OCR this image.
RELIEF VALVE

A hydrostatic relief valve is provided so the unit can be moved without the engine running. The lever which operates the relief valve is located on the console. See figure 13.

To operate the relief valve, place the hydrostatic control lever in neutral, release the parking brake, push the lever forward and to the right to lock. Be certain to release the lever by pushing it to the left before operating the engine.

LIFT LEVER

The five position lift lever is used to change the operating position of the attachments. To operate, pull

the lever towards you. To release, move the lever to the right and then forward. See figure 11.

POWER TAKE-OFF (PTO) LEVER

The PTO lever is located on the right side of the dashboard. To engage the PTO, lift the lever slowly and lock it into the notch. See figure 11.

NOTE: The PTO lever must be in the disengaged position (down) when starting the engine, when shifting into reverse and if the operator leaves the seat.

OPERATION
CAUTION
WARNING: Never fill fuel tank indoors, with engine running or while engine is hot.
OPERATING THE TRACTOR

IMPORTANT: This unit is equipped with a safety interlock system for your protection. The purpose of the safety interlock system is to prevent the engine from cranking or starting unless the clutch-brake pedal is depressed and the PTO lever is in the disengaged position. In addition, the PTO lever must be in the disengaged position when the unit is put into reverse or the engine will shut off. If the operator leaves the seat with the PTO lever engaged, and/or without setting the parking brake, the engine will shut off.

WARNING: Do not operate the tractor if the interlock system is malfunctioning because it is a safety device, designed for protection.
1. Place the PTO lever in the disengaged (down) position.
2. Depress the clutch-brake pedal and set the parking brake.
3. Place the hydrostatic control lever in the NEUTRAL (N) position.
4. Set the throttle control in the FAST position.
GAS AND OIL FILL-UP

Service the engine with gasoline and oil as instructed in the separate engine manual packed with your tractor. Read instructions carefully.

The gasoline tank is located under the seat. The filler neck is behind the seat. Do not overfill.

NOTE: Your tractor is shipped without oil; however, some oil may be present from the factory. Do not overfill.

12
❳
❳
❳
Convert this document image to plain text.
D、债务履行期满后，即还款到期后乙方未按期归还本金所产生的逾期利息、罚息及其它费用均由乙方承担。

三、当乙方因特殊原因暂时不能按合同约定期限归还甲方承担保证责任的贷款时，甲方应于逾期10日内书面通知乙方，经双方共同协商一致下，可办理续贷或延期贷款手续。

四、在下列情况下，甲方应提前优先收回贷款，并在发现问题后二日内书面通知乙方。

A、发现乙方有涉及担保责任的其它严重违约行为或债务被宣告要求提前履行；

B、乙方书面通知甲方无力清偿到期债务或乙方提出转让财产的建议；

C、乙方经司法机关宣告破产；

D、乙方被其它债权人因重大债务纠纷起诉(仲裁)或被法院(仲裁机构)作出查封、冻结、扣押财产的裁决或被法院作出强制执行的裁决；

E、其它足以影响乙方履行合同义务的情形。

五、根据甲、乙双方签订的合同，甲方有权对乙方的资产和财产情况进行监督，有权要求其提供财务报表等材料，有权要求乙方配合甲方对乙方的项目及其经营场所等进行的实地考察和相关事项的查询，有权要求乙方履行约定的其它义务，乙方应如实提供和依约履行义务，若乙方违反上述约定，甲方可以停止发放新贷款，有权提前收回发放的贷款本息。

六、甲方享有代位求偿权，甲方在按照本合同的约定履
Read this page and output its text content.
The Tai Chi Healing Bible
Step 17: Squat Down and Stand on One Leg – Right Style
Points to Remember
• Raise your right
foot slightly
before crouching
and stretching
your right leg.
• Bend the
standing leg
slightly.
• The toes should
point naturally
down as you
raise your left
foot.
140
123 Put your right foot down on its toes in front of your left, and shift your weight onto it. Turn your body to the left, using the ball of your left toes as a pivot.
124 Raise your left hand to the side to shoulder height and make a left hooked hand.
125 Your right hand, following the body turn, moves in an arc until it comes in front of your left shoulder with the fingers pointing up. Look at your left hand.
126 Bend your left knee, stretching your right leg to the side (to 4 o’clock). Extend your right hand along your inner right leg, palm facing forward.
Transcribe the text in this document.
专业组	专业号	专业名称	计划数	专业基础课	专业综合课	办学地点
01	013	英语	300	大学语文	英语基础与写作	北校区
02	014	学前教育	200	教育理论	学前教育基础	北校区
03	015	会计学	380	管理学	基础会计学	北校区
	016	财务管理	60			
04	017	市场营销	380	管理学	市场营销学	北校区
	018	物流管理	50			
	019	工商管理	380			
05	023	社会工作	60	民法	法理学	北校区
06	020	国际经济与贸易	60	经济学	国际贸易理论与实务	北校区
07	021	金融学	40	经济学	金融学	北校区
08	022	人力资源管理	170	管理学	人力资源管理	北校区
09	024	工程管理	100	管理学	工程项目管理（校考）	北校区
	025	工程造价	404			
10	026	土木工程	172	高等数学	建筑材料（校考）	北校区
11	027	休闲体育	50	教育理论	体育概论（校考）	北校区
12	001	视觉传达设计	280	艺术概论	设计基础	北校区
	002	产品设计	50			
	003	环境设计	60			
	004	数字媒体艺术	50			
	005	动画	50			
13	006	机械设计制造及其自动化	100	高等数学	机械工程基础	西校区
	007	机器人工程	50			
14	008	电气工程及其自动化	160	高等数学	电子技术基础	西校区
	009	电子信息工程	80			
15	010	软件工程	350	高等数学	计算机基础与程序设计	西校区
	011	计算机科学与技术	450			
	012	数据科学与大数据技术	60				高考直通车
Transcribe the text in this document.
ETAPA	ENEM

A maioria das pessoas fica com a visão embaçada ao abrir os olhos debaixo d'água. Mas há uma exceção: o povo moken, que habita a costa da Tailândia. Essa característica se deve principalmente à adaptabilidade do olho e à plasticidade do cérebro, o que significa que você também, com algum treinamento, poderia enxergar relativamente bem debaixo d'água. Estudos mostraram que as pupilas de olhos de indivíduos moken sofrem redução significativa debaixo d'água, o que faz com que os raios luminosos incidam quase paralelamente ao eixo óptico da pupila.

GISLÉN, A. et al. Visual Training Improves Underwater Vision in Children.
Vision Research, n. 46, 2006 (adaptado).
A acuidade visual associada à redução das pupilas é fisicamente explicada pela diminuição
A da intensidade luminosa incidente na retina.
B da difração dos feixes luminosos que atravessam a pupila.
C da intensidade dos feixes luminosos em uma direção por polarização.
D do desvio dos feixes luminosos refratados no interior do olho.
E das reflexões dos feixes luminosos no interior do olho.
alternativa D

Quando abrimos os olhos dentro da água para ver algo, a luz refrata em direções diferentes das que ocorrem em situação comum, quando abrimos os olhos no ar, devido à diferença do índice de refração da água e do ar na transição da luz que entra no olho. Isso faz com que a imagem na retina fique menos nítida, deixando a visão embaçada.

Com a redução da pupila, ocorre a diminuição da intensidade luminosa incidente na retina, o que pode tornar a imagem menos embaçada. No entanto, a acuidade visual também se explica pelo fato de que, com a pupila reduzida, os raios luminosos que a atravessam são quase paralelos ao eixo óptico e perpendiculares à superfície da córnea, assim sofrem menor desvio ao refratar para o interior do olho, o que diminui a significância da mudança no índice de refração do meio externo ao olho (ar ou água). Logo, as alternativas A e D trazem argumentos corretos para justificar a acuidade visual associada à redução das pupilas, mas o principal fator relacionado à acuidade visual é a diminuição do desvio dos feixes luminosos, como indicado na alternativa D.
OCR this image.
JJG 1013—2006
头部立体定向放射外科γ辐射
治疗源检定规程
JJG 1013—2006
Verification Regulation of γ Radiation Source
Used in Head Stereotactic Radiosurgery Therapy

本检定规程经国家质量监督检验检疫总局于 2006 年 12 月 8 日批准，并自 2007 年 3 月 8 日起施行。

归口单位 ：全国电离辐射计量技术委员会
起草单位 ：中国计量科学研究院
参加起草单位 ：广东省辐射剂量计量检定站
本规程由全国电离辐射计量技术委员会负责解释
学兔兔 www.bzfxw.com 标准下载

════

Output all preceding records character for character.

OCR this image.
RELIEF VALVE

A hydrostatic relief valve is provided so the unit can be moved without the engine running. The lever which operates the relief valve is located on the console. See figure 13.

To operate the relief valve, place the hydrostatic control lever in neutral, release the parking brake, push the lever forward and to the right to lock. Be certain to release the lever by pushing it to the left before operating the engine.

LIFT LEVER

The five position lift lever is used to change the operating position of the attachments. To operate, pull

the lever towards you. To release, move the lever to the right and then forward. See figure 11.

POWER TAKE-OFF (PTO) LEVER

The PTO lever is located on the right side of the dashboard. To engage the PTO, lift the lever slowly and lock it into the notch. See figure 11.

NOTE: The PTO lever must be in the disengaged position (down) when starting the engine, when shifting into reverse and if the operator leaves the seat.

OPERATION
CAUTION
WARNING: Never fill fuel tank indoors, with engine running or while engine is hot.
OPERATING THE TRACTOR

IMPORTANT: This unit is equipped with a safety interlock system for your protection. The purpose of the safety interlock system is to prevent the engine from cranking or starting unless the clutch-brake pedal is depressed and the PTO lever is in the disengaged position. In addition, the PTO lever must be in the disengaged position when the unit is put into reverse or the engine will shut off. If the operator leaves the seat with the PTO lever engaged, and/or without setting the parking brake, the engine will shut off.

WARNING: Do not operate the tractor if the interlock system is malfunctioning because it is a safety device, designed for protection.
1. Place the PTO lever in the disengaged (down) position.
2. Depress the clutch-brake pedal and set the parking brake.
3. Place the hydrostatic control lever in the NEUTRAL (N) position.
4. Set the throttle control in the FAST position.
GAS AND OIL FILL-UP

Service the engine with gasoline and oil as instructed in the separate engine manual packed with your tractor. Read instructions carefully.

The gasoline tank is located under the seat. The filler neck is behind the seat. Do not overfill.

NOTE: Your tractor is shipped without oil; however, some oil may be present from the factory. Do not overfill.

12
❳
❳
❳
Convert this document image to plain text.
D、债务履行期满后，即还款到期后乙方未按期归还本金所产生的逾期利息、罚息及其它费用均由乙方承担。

三、当乙方因特殊原因暂时不能按合同约定期限归还甲方承担保证责任的贷款时，甲方应于逾期10日内书面通知乙方，经双方共同协商一致下，可办理续贷或延期贷款手续。

四、在下列情况下，甲方应提前优先收回贷款，并在发现问题后二日内书面通知乙方。

A、发现乙方有涉及担保责任的其它严重违约行为或债务被宣告要求提前履行；

B、乙方书面通知甲方无力清偿到期债务或乙方提出转让财产的建议；

C、乙方经司法机关宣告破产；

D、乙方被其它债权人因重大债务纠纷起诉(仲裁)或被法院(仲裁机构)作出查封、冻结、扣押财产的裁决或被法院作出强制执行的裁决；

E、其它足以影响乙方履行合同义务的情形。

五、根据甲、乙双方签订的合同，甲方有权对乙方的资产和财产情况进行监督，有权要求其提供财务报表等材料，有权要求乙方配合甲方对乙方的项目及其经营场所等进行的实地考察和相关事项的查询，有权要求乙方履行约定的其它义务，乙方应如实提供和依约履行义务，若乙方违反上述约定，甲方可以停止发放新贷款，有权提前收回发放的贷款本息。

六、甲方享有代位求偿权，甲方在按照本合同的约定履
Read this page and output its text content.
The Tai Chi Healing Bible
Step 17: Squat Down and Stand on One Leg – Right Style
Points to Remember
• Raise your right
foot slightly
before crouching
and stretching
your right leg.
• Bend the
standing leg
slightly.
• The toes should
point naturally
down as you
raise your left
foot.
140
123 Put your right foot down on its toes in front of your left, and shift your weight onto it. Turn your body to the left, using the ball of your left toes as a pivot.
124 Raise your left hand to the side to shoulder height and make a left hooked hand.
125 Your right hand, following the body turn, moves in an arc until it comes in front of your left shoulder with the fingers pointing up. Look at your left hand.
126 Bend your left knee, stretching your right leg to the side (to 4 o’clock). Extend your right hand along your inner right leg, palm facing forward.
Transcribe the text in this document.
专业组	专业号	专业名称	计划数	专业基础课	专业综合课	办学地点
01	013	英语	300	大学语文	英语基础与写作	北校区
02	014	学前教育	200	教育理论	学前教育基础	北校区
03	015	会计学	380	管理学	基础会计学	北校区
	016	财务管理	60			
04	017	市场营销	380	管理学	市场营销学	北校区
	018	物流管理	50			
	019	工商管理	380			
05	023	社会工作	60	民法	法理学	北校区
06	020	国际经济与贸易	60	经济学	国际贸易理论与实务	北校区
07	021	金融学	40	经济学	金融学	北校区
08	022	人力资源管理	170	管理学	人力资源管理	北校区
09	024	工程管理	100	管理学	工程项目管理（校考）	北校区
	025	工程造价	404			
10	026	土木工程	172	高等数学	建筑材料（校考）	北校区
11	027	休闲体育	50	教育理论	体育概论（校考）	北校区
12	001	视觉传达设计	280	艺术概论	设计基础	北校区
	002	产品设计	50			
	003	环境设计	60			
	004	数字媒体艺术	50			
	005	动画	50			
13	006	机械设计制造及其自动化	100	高等数学	机械工程基础	西校区
	007	机器人工程	50			
14	008	电气工程及其自动化	160	高等数学	电子技术基础	西校区
	009	电子信息工程	80			
15	010	软件工程	350	高等数学	计算机基础与程序设计	西校区
	011	计算机科学与技术	450			
	012	数据科学与大数据技术	60				高考直通车
Transcribe the text in this document.
ETAPA	ENEM

A maioria das pessoas fica com a visão embaçada ao abrir os olhos debaixo d'água. Mas há uma exceção: o povo moken, que habita a costa da Tailândia. Essa característica se deve principalmente à adaptabilidade do olho e à plasticidade do cérebro, o que significa que você também, com algum treinamento, poderia enxergar relativamente bem debaixo d'água. Estudos mostraram que as pupilas de olhos de indivíduos moken sofrem redução significativa debaixo d'água, o que faz com que os raios luminosos incidam quase paralelamente ao eixo óptico da pupila.

GISLÉN, A. et al. Visual Training Improves Underwater Vision in Children.
Vision Research, n. 46, 2006 (adaptado).
A acuidade visual associada à redução das pupilas é fisicamente explicada pela diminuição
A da intensidade luminosa incidente na retina.
B da difração dos feixes luminosos que atravessam a pupila.
C da intensidade dos feixes luminosos em uma direção por polarização.
D do desvio dos feixes luminosos refratados no interior do olho.
E das reflexões dos feixes luminosos no interior do olho.
alternativa D

Quando abrimos os olhos dentro da água para ver algo, a luz refrata em direções diferentes das que ocorrem em situação comum, quando abrimos os olhos no ar, devido à diferença do índice de refração da água e do ar na transição da luz que entra no olho. Isso faz com que a imagem na retina fique menos nítida, deixando a visão embaçada.

Com a redução da pupila, ocorre a diminuição da intensidade luminosa incidente na retina, o que pode tornar a imagem menos embaçada. No entanto, a acuidade visual também se explica pelo fato de que, com a pupila reduzida, os raios luminosos que a atravessam são quase paralelos ao eixo óptico e perpendiculares à superfície da córnea, assim sofrem menor desvio ao refratar para o interior do olho, o que diminui a significância da mudança no índice de refração do meio externo ao olho (ar ou água). Logo, as alternativas A e D trazem argumentos corretos para justificar a acuidade visual associada à redução das pupilas, mas o principal fator relacionado à acuidade visual é a diminuição do desvio dos feixes luminosos, como indicado na alternativa D.
OCR this image.
JJG 1013—2006
头部立体定向放射外科γ辐射
治疗源检定规程
JJG 1013—2006
Verification Regulation of γ Radiation Source
Used in Head Stereotactic Radiosurgery Therapy

本检定规程经国家质量监督检验检疫总局于 2006 年 12 月 8 日批准，并自 2007 年 3 月 8 日起施行。

归口单位 ：全国电离辐射计量技术委员会
起草单位 ：中国计量科学研究院
参加起草单位 ：广东省辐射剂量计量检定站
本规程由全国电离辐射计量技术委员会负责解释
学兔兔 www.bzfxw.com 标准下载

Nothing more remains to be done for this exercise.